(Dataset records)
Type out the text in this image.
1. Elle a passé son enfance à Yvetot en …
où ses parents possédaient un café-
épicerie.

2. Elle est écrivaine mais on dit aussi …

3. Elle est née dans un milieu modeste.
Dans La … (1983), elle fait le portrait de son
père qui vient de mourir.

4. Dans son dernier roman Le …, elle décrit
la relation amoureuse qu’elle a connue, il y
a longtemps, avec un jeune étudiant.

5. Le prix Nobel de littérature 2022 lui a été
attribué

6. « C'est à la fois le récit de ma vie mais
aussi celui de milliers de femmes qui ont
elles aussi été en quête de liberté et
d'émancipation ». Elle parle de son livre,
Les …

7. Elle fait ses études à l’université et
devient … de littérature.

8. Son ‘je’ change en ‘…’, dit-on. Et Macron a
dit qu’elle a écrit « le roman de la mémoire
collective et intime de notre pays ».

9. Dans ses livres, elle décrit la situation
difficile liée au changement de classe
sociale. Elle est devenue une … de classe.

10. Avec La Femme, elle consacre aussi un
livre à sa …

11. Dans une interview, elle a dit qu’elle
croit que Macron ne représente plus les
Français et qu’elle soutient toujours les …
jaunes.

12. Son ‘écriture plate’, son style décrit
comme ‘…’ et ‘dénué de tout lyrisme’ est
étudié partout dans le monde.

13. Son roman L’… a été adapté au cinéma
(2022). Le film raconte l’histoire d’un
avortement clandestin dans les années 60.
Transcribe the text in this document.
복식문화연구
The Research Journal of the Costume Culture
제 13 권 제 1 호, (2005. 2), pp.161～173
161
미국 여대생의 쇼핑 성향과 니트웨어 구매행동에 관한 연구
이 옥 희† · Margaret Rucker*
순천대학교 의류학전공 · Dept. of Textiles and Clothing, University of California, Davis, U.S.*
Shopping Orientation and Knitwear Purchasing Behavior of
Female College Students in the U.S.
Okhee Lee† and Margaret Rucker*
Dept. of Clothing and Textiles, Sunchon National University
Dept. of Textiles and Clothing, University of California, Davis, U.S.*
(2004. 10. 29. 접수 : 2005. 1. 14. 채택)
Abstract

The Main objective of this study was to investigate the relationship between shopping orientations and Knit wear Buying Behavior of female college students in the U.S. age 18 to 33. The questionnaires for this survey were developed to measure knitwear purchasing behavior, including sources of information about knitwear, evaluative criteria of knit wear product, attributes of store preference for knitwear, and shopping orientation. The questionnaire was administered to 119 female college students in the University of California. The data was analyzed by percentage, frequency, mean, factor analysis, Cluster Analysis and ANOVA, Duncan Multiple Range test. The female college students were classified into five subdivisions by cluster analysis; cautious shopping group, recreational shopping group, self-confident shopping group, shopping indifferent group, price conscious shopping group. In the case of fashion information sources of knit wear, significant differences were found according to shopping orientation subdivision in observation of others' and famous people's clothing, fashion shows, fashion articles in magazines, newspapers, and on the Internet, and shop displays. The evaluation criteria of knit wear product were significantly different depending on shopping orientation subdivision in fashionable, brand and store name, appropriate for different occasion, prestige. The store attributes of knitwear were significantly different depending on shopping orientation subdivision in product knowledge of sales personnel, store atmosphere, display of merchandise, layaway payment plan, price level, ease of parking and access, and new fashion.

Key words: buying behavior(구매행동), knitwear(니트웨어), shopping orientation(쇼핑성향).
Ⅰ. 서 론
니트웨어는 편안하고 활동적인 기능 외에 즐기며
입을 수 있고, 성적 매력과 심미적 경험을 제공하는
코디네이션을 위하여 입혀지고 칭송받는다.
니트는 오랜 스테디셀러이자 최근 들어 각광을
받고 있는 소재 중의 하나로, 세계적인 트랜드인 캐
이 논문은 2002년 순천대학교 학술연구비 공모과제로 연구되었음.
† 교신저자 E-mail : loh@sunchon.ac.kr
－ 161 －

*TASK REQUIREMENTS*. Reproduce every record, matching each line exactly.

*REPLY TO THE TASK*.
Type out the text in this image.
1. Elle a passé son enfance à Yvetot en …
où ses parents possédaient un café-
épicerie.

2. Elle est écrivaine mais on dit aussi …

3. Elle est née dans un milieu modeste.
Dans La … (1983), elle fait le portrait de son
père qui vient de mourir.

4. Dans son dernier roman Le …, elle décrit
la relation amoureuse qu’elle a connue, il y
a longtemps, avec un jeune étudiant.

5. Le prix Nobel de littérature 2022 lui a été
attribué

6. « C'est à la fois le récit de ma vie mais
aussi celui de milliers de femmes qui ont
elles aussi été en quête de liberté et
d'émancipation ». Elle parle de son livre,
Les …

7. Elle fait ses études à l’université et
devient … de littérature.

8. Son ‘je’ change en ‘…’, dit-on. Et Macron a
dit qu’elle a écrit « le roman de la mémoire
collective et intime de notre pays ».

9. Dans ses livres, elle décrit la situation
difficile liée au changement de classe
sociale. Elle est devenue une … de classe.

10. Avec La Femme, elle consacre aussi un
livre à sa …

11. Dans une interview, elle a dit qu’elle
croit que Macron ne représente plus les
Français et qu’elle soutient toujours les …
jaunes.

12. Son ‘écriture plate’, son style décrit
comme ‘…’ et ‘dénué de tout lyrisme’ est
étudié partout dans le monde.

13. Son roman L’… a été adapté au cinéma
(2022). Le film raconte l’histoire d’un
avortement clandestin dans les années 60.
Transcribe the text in this document.
복식문화연구
The Research Journal of the Costume Culture
제 13 권 제 1 호, (2005. 2), pp.161～173
161
미국 여대생의 쇼핑 성향과 니트웨어 구매행동에 관한 연구
이 옥 희† · Margaret Rucker*
순천대학교 의류학전공 · Dept. of Textiles and Clothing, University of California, Davis, U.S.*
Shopping Orientation and Knitwear Purchasing Behavior of
Female College Students in the U.S.
Okhee Lee† and Margaret Rucker*
Dept. of Clothing and Textiles, Sunchon National University
Dept. of Textiles and Clothing, University of California, Davis, U.S.*
(2004. 10. 29. 접수 : 2005. 1. 14. 채택)
Abstract

The Main objective of this study was to investigate the relationship between shopping orientations and Knit wear Buying Behavior of female college students in the U.S. age 18 to 33. The questionnaires for this survey were developed to measure knitwear purchasing behavior, including sources of information about knitwear, evaluative criteria of knit wear product, attributes of store preference for knitwear, and shopping orientation. The questionnaire was administered to 119 female college students in the University of California. The data was analyzed by percentage, frequency, mean, factor analysis, Cluster Analysis and ANOVA, Duncan Multiple Range test. The female college students were classified into five subdivisions by cluster analysis; cautious shopping group, recreational shopping group, self-confident shopping group, shopping indifferent group, price conscious shopping group. In the case of fashion information sources of knit wear, significant differences were found according to shopping orientation subdivision in observation of others' and famous people's clothing, fashion shows, fashion articles in magazines, newspapers, and on the Internet, and shop displays. The evaluation criteria of knit wear product were significantly different depending on shopping orientation subdivision in fashionable, brand and store name, appropriate for different occasion, prestige. The store attributes of knitwear were significantly different depending on shopping orientation subdivision in product knowledge of sales personnel, store atmosphere, display of merchandise, layaway payment plan, price level, ease of parking and access, and new fashion.

Key words: buying behavior(구매행동), knitwear(니트웨어), shopping orientation(쇼핑성향).
Ⅰ. 서 론
니트웨어는 편안하고 활동적인 기능 외에 즐기며
입을 수 있고, 성적 매력과 심미적 경험을 제공하는
코디네이션을 위하여 입혀지고 칭송받는다.
니트는 오랜 스테디셀러이자 최근 들어 각광을
받고 있는 소재 중의 하나로, 세계적인 트랜드인 캐
이 논문은 2002년 순천대학교 학술연구비 공모과제로 연구되었음.
† 교신저자 E-mail : loh@sunchon.ac.kr
－ 161 －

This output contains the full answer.